**TEXTE RETENU**
En l'espèce, une femme est hospitalisée au sein d'une clinique de type 1 pour accoucher. Elle développe un syndrome rare (Hellp syndrome) et décède. En première instance, 2 médecins (le gynécologue et l'anesthésiste) sont déclarés coupables d'homicide involontaire, les juges ayant considéré que la prise en charge de la patiente a été trop tardive. La Cour d'appel de Versailles infirme cependant ce jugement au motif que le lien de causalité entre les agissements reprochés et le décès de la patiente n'est pas certain. Les juges rappellent ici que "le lien de causalité entre la mort et les maladresse, imprudence, inattention, négligence ou manquement à une obligation de sécurité ou de prudence imposée par la loi ou le règlement doit être certain et que la mort s'entend par la perte de toute chance de survie". Les juges n'ayant pu caractériser que la perte d'une chance de survie, et non la perte de toute chance de survie, du fait des fautes en cause, ils relaxent les prévenus et déboutent la partie civile des demandes indemnitaires présentées sur le fondement de l'article 470-1 du code de procédure pénale. La cour de cassation casse et annule l'arrêt de la Cour d'appel de Versailles mais en ses seules dispositions civiles : elle considère donc que des médecins ne peuvent être condamnés pénalement pour homicide involontaire s'il n'est pas établi un lien de causalité certain entre les agissements qui leur sont reprochés et le décès de leur patients, ce que ne peut suffire à démontrer la seule existence de la perte d'une chance de survie. Pour autant, cette circonstance ne fait pas obstacle à la possibilité, pour la partie civile, d'obtenir réparation en application de l'article 470-1 du code de procédure pénale.

Cour de cassation
chambre criminelle


Audience publique du mercredi 3 novembre 2010


N° de pourvoi: 09-87375


Publié au bulletin

Cassation

M. Louvel (président), président

Me Balat, Me Le Prado, SCP Baraduc et Duhamel, avocat(s)

**CONSIGNE**
Selon le texte retenu, pour quel motif la Cour d'appel de Versailles a-t-elle infirmé le jugement de première instance ? Veuillez vous fonder exclusivement sur le texte retenu.

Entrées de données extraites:

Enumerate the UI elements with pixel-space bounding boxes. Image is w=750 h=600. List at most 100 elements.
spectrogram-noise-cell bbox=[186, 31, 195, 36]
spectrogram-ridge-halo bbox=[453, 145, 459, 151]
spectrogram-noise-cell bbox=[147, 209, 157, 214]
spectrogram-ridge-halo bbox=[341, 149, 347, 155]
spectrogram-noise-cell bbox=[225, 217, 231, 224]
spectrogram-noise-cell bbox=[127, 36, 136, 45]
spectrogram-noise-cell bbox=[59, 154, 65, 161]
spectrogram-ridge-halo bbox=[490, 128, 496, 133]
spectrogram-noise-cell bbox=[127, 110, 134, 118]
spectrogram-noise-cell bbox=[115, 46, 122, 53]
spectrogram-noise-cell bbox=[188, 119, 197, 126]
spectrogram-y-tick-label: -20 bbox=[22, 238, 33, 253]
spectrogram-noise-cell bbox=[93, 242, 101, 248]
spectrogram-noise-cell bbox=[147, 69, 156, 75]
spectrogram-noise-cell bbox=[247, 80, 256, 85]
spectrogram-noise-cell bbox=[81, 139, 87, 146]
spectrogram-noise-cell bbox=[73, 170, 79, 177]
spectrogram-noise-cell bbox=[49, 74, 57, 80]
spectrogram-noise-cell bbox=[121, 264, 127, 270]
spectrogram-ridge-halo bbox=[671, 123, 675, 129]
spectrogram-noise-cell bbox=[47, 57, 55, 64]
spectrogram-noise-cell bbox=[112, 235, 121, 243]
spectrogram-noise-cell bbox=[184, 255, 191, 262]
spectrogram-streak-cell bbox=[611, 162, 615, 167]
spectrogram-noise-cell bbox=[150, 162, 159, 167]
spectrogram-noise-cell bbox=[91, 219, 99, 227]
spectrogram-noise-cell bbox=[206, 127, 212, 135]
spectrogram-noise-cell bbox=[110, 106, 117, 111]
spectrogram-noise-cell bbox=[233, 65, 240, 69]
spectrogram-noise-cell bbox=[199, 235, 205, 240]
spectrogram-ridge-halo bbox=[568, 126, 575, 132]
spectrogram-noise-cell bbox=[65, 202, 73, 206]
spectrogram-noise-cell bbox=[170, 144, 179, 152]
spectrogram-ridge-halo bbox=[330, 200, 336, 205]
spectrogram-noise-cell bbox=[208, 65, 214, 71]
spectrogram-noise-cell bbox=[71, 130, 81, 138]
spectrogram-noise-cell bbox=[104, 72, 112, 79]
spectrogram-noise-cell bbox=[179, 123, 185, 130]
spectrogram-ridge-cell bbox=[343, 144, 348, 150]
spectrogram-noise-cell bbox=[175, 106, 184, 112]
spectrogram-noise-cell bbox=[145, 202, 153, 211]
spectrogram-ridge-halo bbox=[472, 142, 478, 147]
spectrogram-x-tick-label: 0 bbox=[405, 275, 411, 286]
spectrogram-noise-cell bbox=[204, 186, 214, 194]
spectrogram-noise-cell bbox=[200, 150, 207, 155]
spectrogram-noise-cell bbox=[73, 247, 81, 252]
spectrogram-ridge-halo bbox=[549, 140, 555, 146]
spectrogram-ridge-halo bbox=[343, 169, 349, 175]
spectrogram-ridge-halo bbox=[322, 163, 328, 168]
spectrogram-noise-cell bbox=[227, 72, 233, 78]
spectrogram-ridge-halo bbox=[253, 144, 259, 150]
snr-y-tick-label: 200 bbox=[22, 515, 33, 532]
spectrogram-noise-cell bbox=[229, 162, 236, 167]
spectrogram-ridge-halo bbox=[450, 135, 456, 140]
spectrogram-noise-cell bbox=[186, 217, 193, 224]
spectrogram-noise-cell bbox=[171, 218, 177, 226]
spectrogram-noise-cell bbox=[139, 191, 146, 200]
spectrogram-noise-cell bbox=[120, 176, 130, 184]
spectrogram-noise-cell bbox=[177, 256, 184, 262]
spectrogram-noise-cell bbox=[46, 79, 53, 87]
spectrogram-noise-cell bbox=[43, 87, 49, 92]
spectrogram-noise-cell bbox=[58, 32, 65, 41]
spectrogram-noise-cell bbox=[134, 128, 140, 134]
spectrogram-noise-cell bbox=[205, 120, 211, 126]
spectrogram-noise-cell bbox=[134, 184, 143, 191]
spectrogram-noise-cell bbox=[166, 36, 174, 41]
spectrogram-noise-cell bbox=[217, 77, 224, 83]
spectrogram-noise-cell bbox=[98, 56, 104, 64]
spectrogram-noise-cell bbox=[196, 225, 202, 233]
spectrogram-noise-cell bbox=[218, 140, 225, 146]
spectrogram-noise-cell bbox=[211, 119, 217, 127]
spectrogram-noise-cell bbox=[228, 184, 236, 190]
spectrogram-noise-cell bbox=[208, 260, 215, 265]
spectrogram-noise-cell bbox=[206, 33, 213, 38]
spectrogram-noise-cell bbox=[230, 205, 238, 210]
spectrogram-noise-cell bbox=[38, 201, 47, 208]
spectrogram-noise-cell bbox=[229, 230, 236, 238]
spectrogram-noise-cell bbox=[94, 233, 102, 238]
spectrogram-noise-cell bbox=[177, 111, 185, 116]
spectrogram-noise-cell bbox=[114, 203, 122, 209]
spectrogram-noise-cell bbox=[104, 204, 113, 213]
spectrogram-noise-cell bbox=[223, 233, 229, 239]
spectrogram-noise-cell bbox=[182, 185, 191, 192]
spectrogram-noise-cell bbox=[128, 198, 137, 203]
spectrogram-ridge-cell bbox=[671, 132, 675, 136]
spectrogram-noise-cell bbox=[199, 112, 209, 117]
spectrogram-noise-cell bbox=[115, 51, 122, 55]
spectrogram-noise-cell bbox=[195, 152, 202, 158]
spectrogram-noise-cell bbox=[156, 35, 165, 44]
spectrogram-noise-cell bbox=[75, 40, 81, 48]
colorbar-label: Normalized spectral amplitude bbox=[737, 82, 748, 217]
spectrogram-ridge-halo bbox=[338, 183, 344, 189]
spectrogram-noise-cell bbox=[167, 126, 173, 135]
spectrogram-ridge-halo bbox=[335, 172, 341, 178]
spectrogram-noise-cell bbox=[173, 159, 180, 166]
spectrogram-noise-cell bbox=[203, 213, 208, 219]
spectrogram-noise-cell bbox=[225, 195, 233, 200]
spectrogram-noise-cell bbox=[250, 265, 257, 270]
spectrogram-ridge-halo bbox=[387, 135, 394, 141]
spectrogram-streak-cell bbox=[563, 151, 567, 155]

**RÉPONSE**
Le lien de causalité entre les agissements reprochés et le décès de la patiente n'était pas certain.